--- EXERCISE TASK ---
Wherever the string "Miller" occurs in a line of these records, report that line.

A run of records
★ ★ ★ ★ ★ ★ ★
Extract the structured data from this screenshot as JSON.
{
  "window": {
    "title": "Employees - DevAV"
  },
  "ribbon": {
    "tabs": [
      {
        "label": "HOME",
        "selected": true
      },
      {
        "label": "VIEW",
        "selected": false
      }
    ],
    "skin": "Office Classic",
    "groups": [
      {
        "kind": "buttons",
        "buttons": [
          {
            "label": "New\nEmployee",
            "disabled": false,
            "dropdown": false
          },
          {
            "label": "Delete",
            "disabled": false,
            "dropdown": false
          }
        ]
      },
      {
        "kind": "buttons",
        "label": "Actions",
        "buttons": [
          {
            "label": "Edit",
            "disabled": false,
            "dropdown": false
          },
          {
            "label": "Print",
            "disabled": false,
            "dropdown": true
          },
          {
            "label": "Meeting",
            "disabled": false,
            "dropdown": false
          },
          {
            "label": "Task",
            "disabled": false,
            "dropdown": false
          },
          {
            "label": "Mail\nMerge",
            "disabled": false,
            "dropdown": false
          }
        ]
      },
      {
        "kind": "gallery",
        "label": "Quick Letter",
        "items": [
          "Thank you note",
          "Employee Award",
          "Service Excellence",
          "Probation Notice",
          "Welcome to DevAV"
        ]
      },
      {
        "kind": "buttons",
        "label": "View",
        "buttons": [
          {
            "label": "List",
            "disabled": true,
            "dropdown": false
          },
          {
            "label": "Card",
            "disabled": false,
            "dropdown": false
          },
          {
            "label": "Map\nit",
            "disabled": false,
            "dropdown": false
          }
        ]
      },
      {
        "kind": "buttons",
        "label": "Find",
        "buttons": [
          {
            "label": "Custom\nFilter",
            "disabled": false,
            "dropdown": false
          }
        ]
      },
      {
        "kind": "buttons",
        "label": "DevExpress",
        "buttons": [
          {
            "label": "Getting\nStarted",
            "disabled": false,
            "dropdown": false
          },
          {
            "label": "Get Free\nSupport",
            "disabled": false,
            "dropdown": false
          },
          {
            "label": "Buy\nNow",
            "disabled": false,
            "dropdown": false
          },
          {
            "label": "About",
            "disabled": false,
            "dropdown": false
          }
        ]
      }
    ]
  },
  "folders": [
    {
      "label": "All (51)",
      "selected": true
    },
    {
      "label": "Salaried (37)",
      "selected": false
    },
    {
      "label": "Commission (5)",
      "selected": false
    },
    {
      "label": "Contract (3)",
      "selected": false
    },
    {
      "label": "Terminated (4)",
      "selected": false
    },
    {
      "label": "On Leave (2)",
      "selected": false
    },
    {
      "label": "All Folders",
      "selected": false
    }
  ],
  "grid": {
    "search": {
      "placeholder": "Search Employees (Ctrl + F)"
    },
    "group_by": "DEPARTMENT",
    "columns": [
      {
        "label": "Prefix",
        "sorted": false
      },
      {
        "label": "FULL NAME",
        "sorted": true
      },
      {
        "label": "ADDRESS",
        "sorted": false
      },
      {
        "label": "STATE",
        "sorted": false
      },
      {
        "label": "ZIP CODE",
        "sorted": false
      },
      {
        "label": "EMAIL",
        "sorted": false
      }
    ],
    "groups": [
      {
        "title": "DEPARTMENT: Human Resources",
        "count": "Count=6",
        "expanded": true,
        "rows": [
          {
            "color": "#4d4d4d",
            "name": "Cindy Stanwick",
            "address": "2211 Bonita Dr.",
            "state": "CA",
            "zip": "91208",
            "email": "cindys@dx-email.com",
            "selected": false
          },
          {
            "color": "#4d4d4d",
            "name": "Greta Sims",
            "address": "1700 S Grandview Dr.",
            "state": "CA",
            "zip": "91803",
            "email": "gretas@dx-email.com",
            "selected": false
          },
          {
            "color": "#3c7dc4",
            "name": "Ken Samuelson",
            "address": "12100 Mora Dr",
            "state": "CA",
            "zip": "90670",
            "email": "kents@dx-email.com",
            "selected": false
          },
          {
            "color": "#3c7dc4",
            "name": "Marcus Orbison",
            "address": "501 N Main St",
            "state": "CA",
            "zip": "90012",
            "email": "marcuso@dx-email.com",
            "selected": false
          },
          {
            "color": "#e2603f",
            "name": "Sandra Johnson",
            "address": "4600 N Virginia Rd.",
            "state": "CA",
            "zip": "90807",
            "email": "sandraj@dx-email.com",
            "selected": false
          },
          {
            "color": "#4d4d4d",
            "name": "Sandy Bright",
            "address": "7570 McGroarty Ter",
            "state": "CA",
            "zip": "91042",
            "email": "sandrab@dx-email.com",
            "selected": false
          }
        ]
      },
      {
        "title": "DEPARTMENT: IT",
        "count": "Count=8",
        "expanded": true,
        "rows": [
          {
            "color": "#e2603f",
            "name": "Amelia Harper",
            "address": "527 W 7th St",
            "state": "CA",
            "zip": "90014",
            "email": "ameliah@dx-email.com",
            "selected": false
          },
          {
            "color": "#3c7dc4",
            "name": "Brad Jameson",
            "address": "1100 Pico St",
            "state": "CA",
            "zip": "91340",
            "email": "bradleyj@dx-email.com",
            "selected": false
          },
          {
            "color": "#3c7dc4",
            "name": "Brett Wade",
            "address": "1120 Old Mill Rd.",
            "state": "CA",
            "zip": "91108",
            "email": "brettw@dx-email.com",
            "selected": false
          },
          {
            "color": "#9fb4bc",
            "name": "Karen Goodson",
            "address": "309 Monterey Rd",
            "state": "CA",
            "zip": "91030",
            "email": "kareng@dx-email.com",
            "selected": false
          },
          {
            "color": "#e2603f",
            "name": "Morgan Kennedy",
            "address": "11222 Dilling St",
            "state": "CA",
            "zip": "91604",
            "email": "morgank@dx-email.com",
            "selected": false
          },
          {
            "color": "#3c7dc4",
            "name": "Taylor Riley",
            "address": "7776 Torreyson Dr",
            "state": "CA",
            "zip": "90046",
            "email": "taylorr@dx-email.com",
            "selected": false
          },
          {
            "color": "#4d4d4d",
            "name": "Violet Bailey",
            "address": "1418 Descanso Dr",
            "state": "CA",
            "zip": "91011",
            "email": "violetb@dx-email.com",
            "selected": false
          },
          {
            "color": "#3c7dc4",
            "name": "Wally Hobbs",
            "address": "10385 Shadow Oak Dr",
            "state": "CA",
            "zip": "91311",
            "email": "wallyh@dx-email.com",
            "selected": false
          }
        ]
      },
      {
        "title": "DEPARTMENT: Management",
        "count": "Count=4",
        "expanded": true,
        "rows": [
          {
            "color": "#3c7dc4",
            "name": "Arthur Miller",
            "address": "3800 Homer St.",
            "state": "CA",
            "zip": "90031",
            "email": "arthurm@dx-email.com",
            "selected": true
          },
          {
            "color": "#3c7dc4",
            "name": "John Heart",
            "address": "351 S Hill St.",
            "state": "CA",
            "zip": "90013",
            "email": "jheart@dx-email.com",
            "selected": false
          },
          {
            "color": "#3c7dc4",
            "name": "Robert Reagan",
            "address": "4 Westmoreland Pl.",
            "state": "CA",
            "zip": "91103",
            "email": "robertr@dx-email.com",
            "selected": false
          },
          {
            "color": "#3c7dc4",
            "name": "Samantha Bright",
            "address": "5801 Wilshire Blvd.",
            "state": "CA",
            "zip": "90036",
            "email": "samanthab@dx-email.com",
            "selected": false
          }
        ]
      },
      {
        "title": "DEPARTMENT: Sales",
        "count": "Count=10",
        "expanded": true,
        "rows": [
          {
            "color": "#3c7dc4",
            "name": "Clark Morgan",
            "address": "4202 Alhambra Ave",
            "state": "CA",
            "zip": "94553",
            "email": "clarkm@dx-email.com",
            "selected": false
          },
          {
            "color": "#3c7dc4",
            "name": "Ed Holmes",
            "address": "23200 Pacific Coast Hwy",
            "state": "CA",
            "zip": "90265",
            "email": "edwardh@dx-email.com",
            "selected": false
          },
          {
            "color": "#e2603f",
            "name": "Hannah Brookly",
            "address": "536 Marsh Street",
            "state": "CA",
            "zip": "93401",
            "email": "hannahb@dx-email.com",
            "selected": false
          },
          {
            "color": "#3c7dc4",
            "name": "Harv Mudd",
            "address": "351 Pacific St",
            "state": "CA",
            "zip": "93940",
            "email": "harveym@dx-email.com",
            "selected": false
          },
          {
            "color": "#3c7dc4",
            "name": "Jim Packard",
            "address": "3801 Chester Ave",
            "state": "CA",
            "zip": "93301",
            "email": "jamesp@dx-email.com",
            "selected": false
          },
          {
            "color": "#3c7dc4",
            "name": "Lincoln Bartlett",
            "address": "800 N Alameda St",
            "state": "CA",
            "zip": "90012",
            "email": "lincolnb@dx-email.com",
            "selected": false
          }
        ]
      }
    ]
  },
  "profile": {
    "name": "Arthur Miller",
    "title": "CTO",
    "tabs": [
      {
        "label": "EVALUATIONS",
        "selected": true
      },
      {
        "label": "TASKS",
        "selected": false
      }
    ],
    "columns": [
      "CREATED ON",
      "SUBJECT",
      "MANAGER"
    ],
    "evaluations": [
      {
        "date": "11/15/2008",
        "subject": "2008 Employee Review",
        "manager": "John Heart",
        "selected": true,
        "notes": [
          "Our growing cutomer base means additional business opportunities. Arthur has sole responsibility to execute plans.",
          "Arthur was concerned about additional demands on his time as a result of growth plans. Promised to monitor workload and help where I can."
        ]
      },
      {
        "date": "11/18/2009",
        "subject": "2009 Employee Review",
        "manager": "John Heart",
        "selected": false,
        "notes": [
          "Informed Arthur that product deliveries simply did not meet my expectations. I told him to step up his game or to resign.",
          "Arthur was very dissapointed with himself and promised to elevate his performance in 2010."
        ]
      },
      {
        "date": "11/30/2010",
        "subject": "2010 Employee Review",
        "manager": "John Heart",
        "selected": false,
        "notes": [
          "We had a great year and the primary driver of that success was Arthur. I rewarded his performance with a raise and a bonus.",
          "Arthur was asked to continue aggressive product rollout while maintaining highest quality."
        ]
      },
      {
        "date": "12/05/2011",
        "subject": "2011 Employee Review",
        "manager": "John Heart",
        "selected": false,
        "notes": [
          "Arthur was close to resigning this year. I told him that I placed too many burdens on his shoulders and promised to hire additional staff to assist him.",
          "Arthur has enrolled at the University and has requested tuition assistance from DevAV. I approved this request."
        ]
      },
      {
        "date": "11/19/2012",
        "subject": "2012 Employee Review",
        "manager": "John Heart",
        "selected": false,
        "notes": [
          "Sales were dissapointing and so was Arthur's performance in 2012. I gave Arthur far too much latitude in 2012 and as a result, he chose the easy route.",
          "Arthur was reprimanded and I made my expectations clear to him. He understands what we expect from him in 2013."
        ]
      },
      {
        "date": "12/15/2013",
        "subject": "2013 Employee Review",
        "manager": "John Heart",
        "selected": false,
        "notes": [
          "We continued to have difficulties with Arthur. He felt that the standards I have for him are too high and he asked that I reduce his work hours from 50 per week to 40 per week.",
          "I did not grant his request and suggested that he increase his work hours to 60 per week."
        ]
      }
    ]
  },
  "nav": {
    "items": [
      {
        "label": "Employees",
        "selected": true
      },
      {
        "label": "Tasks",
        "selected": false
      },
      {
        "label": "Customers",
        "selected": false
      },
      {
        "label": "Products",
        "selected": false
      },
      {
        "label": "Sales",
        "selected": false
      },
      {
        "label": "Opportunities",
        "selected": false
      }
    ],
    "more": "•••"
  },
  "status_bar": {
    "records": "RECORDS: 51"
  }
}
★ ★ ★ ★ ★ ★ ★
--- RESPONSE TO THE TASK ---
            "name": "Arthur Miller",
    "name": "Arthur Miller",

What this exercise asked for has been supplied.